_GIVEN TEXT_
________________
Troubleshooting

There are a number of common problems that arise during renderer development. The first place to start is with the error messages that are reported.

When an error occurs in a renderer, the rendering of the page fails and an error page is displayed. During development, it is very useful to enable the option to display the stack trace of the exceptions in a HTML comment within the error page. This option is normally turned off in production, but can be enabled by setting the errorpage.stacktrace.output property to true in the ApplicationConfiguration.properties file (described in the Cúram Web Client Reference Manual). Then, then an error occurs, view the source of the HTML page to see the embedded stack trace.

The exceptions reported in the stack trace are often deeply nested. The top of the stack trace will usually show a series of nested exception messages before displaying the first trace. This first series of error messages is often sufficient to diagnose the problem. Each error message is reported with an error number. Look up the error number in the Cúram Web Client Error Message Guide to find out what the error means and what the possible causes may be. Do not ignore these errors or dismiss them or fail to follow the resolution steps in the documentationthese errors are rarely ever misleading.

The domain and style configurations are a common source of issues. Naming clashes or incorrect assumptions about the component order can cause problems. If a renderer simply does not seem to be invoked at all, check that it is correctly configured, that the configuration has the highest priority in the component order and that the application has been built after these changes have been made. Make sure, also, that the names of custom styles do not clash with existing style names.

A renderer plug-in class populates a DOM document fragment with the nodes that represent the HTML mark-up. At present, the CDEJ serializes the document fragment to XML text. This is compatible with the W3C XHTML 1.0 recommendation. However, some browsers are not fully compatible with XHTML and do not properly parse empty element tags, requiring instead separate opening and closing element tags with no body content. When an element node in the document fragment is serialized to XML text, an empty element tag is used when the element has no body content. To avoid parsing problems in the browser, it may be necessary to add some content to the body of the element to cause the serializer to generate separate opening and closing element tags. The simplest way to do this without affecting the presentation of that content is to add a comment node to the body of the element. The elements that cause the most problems are empty div elements and empty script elements. The browser may parse the page incorrectly, treating the empty element tag as an opening tag and nesting the following content incorrectly within that element. An indication that this has happened is when the view of the source for the HTML page in the browser does not match the view of the browser's DOM document (the parsed version of that source). The DOM document can be viewed with the web development tools available for most browsers. Adding a comment node to the empty element will resolve this issue.
________________
_TASK REQUIREMENTS_
• a. In the renderer troubleshooting text, which property must be set to true to show the stack trace inside the error page?
• b. Turn the paragraph of the renderer troubleshooting text that begins "The domain and style configurations" into a short bulleted list that keeps its main facts.

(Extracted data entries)
________________
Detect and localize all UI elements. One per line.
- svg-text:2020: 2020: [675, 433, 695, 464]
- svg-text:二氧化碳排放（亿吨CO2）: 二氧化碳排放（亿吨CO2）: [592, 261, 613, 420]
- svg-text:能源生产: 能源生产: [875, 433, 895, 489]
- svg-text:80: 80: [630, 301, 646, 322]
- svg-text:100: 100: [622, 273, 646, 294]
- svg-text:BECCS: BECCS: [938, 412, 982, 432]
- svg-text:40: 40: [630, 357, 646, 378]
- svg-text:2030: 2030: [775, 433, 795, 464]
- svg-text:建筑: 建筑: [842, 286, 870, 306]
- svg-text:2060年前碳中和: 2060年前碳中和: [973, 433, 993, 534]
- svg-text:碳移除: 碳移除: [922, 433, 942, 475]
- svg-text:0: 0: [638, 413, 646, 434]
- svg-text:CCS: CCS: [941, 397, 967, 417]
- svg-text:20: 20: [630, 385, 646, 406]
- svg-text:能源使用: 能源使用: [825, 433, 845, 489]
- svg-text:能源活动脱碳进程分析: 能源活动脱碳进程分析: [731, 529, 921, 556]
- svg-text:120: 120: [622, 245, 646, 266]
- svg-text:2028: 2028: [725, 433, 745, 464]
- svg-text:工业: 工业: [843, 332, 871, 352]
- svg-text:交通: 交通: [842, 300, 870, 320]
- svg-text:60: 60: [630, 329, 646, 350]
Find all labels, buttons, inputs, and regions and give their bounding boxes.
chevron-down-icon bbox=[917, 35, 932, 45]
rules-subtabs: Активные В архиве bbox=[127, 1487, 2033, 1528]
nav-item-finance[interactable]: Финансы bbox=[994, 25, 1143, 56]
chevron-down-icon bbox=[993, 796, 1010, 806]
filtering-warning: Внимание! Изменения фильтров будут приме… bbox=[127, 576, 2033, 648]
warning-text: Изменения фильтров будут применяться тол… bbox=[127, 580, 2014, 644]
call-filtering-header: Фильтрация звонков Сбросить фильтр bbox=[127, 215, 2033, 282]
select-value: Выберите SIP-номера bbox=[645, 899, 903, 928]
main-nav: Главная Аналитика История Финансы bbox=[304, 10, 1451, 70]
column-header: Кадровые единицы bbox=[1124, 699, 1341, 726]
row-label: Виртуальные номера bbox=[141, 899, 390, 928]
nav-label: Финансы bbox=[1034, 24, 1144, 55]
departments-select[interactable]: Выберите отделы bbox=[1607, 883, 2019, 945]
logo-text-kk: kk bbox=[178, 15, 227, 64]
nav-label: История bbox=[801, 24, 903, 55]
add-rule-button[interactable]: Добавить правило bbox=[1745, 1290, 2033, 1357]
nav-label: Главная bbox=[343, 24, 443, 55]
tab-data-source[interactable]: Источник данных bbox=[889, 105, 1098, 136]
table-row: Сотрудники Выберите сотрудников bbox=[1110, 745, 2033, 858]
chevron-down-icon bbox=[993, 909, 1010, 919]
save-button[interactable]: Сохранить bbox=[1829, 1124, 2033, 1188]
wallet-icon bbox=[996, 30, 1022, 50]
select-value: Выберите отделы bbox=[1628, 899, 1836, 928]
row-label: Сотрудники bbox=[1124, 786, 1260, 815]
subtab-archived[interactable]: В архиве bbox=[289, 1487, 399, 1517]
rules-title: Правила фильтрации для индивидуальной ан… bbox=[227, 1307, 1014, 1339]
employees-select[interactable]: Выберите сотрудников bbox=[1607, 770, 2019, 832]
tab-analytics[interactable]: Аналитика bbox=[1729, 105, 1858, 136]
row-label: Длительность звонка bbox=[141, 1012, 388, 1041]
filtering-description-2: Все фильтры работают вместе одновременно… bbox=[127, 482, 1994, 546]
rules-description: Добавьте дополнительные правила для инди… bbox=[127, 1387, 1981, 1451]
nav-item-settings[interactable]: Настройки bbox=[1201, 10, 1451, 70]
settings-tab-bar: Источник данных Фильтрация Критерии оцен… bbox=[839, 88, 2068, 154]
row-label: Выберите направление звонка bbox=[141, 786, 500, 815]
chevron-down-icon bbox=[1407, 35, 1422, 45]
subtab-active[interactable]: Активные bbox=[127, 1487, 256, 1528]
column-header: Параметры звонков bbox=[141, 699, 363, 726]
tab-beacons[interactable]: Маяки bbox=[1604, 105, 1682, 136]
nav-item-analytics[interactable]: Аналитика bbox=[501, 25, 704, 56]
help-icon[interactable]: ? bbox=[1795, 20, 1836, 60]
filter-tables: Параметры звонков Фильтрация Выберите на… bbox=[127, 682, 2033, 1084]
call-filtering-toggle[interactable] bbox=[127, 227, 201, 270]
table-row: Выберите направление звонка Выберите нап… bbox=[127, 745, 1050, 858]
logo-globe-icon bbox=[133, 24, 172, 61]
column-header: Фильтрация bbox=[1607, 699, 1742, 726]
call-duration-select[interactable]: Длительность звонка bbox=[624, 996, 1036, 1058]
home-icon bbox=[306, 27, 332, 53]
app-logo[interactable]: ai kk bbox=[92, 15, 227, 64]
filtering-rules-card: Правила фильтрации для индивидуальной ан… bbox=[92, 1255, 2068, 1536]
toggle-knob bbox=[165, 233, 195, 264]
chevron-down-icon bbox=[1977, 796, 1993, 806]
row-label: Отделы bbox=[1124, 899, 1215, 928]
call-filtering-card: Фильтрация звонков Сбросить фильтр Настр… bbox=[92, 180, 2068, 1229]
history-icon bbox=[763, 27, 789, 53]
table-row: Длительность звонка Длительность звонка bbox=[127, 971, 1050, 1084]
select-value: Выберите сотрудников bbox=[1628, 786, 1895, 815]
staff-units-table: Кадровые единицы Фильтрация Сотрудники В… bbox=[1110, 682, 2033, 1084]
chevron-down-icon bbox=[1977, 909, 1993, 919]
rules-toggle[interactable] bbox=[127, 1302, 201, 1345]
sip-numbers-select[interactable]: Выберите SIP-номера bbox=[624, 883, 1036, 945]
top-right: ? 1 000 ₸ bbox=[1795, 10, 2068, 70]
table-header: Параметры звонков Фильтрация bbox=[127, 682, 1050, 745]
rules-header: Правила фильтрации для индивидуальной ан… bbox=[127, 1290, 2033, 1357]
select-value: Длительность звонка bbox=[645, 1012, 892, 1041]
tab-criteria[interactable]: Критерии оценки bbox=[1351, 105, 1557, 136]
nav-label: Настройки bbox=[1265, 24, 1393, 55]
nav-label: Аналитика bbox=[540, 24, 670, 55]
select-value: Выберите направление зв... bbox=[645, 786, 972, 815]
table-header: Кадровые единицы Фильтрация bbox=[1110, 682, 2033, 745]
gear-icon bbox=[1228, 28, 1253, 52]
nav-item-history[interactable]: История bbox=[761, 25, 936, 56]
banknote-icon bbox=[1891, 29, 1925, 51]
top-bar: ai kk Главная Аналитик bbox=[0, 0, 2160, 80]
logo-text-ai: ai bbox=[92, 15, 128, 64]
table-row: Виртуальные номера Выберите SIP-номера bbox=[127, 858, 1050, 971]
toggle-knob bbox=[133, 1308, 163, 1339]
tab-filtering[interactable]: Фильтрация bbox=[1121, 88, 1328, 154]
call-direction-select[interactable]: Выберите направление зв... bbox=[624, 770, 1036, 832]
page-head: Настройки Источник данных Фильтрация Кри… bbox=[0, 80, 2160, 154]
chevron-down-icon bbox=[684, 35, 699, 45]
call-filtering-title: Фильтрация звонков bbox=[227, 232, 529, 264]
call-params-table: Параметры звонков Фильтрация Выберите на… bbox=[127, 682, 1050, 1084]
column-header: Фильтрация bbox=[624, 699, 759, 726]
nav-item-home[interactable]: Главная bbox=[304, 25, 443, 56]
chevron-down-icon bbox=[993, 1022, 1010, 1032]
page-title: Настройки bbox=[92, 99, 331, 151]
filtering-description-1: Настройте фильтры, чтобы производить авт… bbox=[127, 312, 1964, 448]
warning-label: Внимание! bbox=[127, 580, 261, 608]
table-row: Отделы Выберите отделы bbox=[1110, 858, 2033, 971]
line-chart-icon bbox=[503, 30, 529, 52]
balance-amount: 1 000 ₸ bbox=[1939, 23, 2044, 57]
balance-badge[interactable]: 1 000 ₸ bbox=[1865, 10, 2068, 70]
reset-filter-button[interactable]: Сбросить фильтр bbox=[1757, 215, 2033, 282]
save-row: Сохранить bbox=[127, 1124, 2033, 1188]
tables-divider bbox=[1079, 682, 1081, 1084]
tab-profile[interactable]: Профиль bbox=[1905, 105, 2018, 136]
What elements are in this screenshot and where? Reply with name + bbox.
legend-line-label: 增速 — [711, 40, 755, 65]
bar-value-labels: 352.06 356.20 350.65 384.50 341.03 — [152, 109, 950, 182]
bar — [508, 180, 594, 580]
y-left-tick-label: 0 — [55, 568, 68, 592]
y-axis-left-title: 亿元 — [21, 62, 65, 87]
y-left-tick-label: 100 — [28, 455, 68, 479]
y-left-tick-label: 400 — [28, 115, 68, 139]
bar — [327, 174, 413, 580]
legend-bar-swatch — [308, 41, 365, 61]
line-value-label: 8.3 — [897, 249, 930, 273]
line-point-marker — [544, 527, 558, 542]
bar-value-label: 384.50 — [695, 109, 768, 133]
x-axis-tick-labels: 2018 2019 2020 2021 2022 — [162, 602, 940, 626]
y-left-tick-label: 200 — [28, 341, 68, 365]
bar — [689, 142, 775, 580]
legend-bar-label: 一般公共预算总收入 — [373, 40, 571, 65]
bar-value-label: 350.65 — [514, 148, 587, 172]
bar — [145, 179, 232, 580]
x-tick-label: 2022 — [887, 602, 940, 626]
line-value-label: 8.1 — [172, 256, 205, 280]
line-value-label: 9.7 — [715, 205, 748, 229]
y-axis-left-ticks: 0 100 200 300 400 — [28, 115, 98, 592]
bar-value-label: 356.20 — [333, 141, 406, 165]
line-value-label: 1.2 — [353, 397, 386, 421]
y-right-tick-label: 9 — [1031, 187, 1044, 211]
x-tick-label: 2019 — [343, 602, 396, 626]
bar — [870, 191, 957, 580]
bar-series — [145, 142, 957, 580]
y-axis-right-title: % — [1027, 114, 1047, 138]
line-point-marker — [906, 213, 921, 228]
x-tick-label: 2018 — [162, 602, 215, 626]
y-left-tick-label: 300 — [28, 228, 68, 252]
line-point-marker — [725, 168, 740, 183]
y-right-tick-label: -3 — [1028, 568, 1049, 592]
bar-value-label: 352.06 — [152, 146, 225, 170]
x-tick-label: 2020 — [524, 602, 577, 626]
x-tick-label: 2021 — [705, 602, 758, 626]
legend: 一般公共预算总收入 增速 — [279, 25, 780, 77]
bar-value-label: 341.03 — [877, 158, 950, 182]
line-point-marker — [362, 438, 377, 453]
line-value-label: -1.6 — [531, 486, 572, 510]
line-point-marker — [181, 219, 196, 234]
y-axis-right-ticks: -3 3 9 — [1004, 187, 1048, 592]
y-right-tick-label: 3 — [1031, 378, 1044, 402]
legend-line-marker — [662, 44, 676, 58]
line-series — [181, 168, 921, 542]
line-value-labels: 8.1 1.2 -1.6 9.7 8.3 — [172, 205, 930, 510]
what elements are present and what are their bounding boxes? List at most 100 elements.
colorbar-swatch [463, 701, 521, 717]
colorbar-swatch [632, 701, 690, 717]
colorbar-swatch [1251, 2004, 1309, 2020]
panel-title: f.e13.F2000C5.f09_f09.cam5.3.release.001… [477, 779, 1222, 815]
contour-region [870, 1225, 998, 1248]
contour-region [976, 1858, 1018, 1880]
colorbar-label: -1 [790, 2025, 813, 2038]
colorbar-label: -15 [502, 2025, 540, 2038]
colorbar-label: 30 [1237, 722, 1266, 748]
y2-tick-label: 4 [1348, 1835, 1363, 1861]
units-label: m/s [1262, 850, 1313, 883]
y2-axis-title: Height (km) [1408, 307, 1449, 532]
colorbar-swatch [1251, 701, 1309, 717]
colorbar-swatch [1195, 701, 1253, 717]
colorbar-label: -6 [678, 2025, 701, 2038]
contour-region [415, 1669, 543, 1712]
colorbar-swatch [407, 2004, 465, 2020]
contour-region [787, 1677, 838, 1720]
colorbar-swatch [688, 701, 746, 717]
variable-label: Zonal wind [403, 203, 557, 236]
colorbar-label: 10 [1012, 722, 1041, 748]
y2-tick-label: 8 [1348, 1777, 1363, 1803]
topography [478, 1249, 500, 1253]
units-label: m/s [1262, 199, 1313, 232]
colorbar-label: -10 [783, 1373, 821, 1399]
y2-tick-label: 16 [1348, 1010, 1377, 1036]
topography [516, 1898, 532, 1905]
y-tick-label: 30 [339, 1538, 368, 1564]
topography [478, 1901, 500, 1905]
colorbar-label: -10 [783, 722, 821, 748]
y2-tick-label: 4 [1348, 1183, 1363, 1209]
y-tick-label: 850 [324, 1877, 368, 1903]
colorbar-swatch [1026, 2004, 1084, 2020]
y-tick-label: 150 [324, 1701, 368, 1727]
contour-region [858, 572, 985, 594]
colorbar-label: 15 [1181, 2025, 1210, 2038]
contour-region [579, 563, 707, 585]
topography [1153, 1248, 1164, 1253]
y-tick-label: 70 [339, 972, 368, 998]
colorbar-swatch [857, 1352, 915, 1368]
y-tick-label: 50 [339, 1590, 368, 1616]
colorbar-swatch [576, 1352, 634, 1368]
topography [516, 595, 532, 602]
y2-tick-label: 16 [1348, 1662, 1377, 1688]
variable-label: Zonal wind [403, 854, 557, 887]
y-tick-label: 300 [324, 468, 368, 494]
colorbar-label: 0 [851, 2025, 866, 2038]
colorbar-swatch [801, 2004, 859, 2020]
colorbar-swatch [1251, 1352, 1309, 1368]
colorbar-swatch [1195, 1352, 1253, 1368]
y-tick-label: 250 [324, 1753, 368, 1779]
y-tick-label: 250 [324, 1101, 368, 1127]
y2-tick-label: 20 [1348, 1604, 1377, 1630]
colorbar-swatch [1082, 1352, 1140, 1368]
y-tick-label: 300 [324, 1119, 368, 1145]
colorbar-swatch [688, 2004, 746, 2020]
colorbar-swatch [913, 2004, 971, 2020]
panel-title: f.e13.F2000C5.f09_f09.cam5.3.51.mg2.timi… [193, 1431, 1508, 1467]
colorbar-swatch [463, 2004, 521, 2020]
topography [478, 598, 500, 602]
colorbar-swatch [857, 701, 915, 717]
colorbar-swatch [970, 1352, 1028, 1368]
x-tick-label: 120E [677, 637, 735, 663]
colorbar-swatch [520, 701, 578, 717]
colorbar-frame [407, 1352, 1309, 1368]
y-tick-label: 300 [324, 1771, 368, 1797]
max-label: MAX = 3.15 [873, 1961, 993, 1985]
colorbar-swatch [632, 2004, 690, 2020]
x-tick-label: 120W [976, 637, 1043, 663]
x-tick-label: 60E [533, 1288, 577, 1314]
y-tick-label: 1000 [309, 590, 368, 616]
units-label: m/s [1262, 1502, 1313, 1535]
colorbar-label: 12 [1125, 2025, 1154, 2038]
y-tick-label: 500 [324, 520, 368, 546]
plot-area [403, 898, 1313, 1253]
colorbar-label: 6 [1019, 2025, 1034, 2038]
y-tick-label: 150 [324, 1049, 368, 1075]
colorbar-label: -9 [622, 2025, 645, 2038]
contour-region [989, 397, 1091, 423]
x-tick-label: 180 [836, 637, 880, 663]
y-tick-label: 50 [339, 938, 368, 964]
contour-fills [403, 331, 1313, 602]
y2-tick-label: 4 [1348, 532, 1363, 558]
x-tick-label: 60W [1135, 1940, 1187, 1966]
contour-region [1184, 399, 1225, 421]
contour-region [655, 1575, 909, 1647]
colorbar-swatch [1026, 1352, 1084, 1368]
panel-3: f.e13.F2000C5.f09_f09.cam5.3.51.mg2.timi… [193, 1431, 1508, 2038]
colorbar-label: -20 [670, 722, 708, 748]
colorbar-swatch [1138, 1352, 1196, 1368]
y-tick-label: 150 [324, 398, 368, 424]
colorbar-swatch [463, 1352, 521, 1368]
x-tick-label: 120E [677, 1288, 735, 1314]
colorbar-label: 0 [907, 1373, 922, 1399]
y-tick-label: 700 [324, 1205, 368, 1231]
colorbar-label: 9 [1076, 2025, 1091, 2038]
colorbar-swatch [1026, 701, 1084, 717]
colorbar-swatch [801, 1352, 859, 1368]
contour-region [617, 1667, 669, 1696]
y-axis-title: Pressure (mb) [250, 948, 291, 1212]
________________
_ANSWER LIST_
• a. The errorpage.stacktrace.output property, in the ApplicationConfiguration.properties file.

• b.
- Domain and style configurations are a common source of issues, through naming clashes or wrong assumptions about component order.
- If a renderer does not seem to be invoked at all, check that:
  - it is correctly configured
  - its configuration has the highest priority in the component order
  - the application was built after these changes.
- Make sure custom style names do not clash with existing style names.